▸ **WHAT YOU SHOULD DO**
Your answer should be every line with the word "AUTHORS", copied from the data below.

Transcribed page data:
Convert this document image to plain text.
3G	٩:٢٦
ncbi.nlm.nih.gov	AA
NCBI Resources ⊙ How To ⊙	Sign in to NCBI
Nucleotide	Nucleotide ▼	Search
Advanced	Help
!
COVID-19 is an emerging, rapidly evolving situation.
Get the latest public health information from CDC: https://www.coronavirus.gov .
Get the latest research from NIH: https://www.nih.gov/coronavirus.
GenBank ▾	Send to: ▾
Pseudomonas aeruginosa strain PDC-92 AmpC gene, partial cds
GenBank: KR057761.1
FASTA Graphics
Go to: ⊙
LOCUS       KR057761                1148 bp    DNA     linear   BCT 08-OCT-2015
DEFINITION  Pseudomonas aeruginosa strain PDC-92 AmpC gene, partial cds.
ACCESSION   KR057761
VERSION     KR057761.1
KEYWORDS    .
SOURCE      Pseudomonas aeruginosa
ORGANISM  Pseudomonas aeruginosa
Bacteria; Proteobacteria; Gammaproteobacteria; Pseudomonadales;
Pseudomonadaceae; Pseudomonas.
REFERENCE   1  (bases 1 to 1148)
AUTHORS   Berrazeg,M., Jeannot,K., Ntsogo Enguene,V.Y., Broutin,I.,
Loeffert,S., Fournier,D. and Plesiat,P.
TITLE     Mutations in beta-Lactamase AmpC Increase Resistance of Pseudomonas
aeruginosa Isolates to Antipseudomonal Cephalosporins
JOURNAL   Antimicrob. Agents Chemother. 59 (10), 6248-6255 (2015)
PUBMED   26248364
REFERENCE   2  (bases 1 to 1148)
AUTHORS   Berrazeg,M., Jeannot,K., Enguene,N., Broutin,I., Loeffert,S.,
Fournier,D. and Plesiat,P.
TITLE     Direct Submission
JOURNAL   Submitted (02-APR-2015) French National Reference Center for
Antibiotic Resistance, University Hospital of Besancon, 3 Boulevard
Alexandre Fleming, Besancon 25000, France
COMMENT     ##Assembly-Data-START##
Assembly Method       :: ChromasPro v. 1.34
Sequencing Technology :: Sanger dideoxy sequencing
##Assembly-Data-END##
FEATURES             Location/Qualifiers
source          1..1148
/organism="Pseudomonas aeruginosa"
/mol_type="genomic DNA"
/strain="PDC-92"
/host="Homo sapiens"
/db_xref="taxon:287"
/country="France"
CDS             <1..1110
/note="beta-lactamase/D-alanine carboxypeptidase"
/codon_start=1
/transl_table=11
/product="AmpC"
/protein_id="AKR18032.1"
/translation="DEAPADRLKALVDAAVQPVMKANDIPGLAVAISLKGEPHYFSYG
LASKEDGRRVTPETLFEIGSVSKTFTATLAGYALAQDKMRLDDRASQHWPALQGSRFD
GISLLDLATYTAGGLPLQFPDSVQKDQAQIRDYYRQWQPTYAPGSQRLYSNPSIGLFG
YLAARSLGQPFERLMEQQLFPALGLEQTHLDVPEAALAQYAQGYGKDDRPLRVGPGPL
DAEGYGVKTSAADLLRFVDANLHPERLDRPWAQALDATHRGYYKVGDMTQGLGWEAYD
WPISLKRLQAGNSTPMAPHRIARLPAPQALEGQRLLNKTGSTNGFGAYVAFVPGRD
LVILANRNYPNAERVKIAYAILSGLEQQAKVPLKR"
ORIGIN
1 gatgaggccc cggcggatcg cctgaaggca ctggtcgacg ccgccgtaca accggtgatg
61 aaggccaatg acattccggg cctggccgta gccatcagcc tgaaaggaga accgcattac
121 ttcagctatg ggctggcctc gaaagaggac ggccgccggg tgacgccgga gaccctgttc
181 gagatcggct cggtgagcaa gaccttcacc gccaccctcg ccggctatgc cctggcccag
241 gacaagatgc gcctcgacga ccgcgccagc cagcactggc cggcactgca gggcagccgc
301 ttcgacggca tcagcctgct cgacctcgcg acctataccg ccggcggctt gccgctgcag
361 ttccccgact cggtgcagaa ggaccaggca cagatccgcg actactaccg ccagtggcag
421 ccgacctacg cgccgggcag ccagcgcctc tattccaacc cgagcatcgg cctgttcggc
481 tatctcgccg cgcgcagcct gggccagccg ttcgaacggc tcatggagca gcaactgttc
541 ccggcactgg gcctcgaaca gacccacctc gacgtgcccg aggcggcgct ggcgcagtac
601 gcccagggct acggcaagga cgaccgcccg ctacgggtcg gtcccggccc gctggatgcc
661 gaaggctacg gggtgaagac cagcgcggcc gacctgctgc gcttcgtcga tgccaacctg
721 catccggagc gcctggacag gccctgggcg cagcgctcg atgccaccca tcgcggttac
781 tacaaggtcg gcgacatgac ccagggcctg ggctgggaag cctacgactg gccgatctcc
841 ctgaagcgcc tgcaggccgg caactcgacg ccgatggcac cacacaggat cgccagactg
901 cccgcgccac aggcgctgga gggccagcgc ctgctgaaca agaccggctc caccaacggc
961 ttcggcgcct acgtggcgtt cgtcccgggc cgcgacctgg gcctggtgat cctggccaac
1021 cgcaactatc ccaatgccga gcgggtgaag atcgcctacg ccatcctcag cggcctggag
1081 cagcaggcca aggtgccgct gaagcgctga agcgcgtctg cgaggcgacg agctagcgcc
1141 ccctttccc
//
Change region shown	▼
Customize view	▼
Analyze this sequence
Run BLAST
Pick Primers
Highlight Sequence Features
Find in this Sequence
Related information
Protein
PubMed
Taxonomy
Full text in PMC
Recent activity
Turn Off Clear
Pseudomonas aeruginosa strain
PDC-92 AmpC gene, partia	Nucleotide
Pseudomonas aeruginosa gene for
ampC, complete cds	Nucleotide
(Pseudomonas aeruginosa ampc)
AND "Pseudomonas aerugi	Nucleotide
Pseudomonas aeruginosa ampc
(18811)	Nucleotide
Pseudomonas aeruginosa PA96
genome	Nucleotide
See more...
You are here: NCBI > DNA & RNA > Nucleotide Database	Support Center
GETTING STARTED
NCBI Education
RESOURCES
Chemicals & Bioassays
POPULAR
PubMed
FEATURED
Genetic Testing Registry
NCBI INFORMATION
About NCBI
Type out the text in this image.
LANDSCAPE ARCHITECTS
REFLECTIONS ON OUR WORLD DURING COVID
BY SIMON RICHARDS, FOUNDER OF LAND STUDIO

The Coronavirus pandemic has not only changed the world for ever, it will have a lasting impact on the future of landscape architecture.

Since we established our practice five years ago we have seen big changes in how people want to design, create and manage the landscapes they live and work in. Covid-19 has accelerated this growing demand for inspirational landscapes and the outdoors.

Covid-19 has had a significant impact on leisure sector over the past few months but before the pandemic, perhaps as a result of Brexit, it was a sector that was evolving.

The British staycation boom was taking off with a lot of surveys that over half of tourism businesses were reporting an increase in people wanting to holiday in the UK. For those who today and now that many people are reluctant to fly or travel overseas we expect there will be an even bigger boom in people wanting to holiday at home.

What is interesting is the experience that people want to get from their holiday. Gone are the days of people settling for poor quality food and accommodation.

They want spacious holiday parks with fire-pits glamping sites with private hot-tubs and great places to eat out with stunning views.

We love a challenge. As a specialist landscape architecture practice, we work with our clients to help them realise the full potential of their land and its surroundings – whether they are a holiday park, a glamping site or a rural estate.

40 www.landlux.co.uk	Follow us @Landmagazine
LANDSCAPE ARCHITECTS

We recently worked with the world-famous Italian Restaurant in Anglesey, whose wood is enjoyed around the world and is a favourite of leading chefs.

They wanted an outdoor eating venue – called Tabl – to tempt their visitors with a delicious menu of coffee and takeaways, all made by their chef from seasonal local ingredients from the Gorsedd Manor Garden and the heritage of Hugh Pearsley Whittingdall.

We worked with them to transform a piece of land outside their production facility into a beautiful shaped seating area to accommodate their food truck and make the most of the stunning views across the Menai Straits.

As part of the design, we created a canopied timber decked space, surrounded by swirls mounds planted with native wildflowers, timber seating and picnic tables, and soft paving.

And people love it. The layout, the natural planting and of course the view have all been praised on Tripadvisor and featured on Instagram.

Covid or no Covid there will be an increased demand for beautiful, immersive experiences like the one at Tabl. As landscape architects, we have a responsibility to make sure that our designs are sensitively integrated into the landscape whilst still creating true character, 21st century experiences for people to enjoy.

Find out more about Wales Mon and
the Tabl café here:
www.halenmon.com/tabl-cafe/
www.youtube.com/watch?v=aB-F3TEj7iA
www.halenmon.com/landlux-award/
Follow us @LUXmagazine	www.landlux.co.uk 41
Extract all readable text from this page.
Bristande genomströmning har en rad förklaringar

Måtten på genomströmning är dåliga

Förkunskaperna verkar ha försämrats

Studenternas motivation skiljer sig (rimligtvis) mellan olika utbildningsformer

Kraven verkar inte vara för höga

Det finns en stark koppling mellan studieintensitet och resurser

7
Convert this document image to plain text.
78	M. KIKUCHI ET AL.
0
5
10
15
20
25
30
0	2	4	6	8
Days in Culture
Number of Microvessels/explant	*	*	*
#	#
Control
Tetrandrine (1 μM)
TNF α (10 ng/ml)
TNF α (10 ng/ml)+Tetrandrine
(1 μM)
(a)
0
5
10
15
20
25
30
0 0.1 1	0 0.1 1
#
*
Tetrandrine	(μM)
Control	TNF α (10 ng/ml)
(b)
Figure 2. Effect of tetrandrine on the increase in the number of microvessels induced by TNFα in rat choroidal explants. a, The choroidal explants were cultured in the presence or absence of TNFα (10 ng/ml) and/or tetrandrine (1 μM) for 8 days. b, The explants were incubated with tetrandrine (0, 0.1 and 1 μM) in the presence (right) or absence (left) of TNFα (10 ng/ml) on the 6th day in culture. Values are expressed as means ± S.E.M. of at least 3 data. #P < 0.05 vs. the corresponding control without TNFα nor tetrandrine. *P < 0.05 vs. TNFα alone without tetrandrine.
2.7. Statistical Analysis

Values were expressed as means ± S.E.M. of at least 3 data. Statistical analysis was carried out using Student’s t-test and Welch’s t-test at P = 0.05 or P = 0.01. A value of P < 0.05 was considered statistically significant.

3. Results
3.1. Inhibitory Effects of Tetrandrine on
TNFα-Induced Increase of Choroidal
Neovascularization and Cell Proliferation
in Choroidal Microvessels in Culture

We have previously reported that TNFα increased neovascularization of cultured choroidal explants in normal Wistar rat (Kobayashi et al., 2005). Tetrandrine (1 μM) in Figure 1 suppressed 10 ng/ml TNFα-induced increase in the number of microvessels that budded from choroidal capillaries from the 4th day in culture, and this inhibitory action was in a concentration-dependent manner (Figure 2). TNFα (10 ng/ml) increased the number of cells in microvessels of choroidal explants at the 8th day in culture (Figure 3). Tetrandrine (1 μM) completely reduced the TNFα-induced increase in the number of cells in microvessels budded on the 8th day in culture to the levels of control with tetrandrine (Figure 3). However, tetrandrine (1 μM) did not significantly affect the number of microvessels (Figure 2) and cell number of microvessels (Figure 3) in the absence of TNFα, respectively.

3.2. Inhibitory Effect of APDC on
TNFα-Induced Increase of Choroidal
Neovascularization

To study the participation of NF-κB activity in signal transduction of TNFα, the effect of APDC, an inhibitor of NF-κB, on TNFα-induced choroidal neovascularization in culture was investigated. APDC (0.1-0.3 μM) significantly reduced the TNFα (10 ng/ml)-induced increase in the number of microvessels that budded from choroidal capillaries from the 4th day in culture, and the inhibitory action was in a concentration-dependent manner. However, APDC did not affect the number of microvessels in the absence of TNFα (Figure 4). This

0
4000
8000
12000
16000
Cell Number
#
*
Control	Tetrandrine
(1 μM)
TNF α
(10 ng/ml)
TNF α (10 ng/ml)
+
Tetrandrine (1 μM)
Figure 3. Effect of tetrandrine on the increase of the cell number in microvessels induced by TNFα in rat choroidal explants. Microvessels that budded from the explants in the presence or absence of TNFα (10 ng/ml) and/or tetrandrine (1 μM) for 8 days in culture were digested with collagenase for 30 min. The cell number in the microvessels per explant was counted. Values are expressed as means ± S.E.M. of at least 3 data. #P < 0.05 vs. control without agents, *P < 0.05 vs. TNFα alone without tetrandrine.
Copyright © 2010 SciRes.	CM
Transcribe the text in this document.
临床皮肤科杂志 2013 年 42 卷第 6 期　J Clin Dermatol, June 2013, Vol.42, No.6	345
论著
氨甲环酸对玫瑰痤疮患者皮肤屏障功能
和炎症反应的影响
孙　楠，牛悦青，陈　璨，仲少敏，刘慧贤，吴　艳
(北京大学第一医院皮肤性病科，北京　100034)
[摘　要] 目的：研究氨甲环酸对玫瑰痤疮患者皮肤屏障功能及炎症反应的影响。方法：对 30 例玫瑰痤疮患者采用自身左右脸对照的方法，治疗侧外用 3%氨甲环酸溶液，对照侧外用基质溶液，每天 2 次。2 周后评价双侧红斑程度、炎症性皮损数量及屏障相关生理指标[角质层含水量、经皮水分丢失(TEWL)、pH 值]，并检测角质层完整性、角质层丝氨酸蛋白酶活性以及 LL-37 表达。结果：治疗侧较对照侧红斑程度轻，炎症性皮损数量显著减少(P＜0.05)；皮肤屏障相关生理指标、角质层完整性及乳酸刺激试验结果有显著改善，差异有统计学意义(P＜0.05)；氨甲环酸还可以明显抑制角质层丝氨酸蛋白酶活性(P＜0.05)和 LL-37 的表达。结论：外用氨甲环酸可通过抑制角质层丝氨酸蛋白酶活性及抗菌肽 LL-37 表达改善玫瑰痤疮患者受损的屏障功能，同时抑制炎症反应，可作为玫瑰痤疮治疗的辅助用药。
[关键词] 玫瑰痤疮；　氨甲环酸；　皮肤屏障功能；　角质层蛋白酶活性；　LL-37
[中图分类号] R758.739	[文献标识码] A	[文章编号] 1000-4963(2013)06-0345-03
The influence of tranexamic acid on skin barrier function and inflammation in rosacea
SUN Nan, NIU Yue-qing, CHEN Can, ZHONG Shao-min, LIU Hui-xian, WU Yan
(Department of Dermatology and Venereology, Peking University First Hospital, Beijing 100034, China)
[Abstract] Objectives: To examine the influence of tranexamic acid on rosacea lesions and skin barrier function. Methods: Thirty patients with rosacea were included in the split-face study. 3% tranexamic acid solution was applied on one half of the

▸ **TASK ANSWER**
AUTHORS   Berrazeg,M., Jeannot,K., Ntsogo Enguene,V.Y., Broutin,I.,
AUTHORS   Berrazeg,M., Jeannot,K., Enguene,N., Broutin,I., Loeffert,S.,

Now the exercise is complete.